— begin Exercise input —
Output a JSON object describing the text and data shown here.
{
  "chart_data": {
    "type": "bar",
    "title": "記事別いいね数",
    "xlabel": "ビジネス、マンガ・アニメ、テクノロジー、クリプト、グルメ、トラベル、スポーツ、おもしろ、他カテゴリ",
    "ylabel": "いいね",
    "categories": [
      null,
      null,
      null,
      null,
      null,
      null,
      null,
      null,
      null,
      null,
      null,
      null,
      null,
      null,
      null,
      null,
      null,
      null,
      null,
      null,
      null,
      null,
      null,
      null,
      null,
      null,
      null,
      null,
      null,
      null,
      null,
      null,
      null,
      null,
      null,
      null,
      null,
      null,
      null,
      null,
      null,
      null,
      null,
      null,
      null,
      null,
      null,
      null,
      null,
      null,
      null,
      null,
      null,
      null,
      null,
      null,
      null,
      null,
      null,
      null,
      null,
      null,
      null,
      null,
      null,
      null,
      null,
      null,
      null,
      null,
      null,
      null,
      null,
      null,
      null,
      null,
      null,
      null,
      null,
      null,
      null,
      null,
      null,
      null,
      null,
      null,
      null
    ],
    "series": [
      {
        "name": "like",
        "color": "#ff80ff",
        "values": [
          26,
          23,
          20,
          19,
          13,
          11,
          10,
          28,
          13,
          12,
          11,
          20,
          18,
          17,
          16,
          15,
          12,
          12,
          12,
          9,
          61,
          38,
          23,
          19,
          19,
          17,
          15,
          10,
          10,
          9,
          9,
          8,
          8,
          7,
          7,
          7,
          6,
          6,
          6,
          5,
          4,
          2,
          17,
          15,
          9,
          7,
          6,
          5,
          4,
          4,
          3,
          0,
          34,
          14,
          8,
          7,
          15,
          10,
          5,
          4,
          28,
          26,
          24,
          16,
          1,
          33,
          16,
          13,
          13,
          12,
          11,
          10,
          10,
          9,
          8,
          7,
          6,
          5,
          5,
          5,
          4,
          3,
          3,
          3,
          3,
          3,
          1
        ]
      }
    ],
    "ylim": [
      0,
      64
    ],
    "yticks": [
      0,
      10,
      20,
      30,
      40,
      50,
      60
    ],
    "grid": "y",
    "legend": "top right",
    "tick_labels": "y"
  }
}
— end Exercise input —
> Exercise description:
Reproduce the data in its entirety, matching each character.

> Result for this task:
Output a JSON object describing the text and data shown here.
{
  "chart_data": {
    "type": "bar",
    "title": "記事別いいね数",
    "xlabel": "ビジネス、マンガ・アニメ、テクノロジー、クリプト、グルメ、トラベル、スポーツ、おもしろ、他カテゴリ",
    "ylabel": "いいね",
    "categories": [
      null,
      null,
      null,
      null,
      null,
      null,
      null,
      null,
      null,
      null,
      null,
      null,
      null,
      null,
      null,
      null,
      null,
      null,
      null,
      null,
      null,
      null,
      null,
      null,
      null,
      null,
      null,
      null,
      null,
      null,
      null,
      null,
      null,
      null,
      null,
      null,
      null,
      null,
      null,
      null,
      null,
      null,
      null,
      null,
      null,
      null,
      null,
      null,
      null,
      null,
      null,
      null,
      null,
      null,
      null,
      null,
      null,
      null,
      null,
      null,
      null,
      null,
      null,
      null,
      null,
      null,
      null,
      null,
      null,
      null,
      null,
      null,
      null,
      null,
      null,
      null,
      null,
      null,
      null,
      null,
      null,
      null,
      null,
      null,
      null,
      null,
      null
    ],
    "series": [
      {
        "name": "like",
        "color": "#ff80ff",
        "values": [
          26,
          23,
          20,
          19,
          13,
          11,
          10,
          28,
          13,
          12,
          11,
          20,
          18,
          17,
          16,
          15,
          12,
          12,
          12,
          9,
          61,
          38,
          23,
          19,
          19,
          17,
          15,
          10,
          10,
          9,
          9,
          8,
          8,
          7,
          7,
          7,
          6,
          6,
          6,
          5,
          4,
          2,
          17,
          15,
          9,
          7,
          6,
          5,
          4,
          4,
          3,
          0,
          34,
          14,
          8,
          7,
          15,
          10,
          5,
          4,
          28,
          26,
          24,
          16,
          1,
          33,
          16,
          13,
          13,
          12,
          11,
          10,
          10,
          9,
          8,
          7,
          6,
          5,
          5,
          5,
          4,
          3,
          3,
          3,
          3,
          3,
          1
        ]
      }
    ],
    "ylim": [
      0,
      64
    ],
    "yticks": [
      0,
      10,
      20,
      30,
      40,
      50,
      60
    ],
    "grid": "y",
    "legend": "top right",
    "tick_labels": "y"
  }
}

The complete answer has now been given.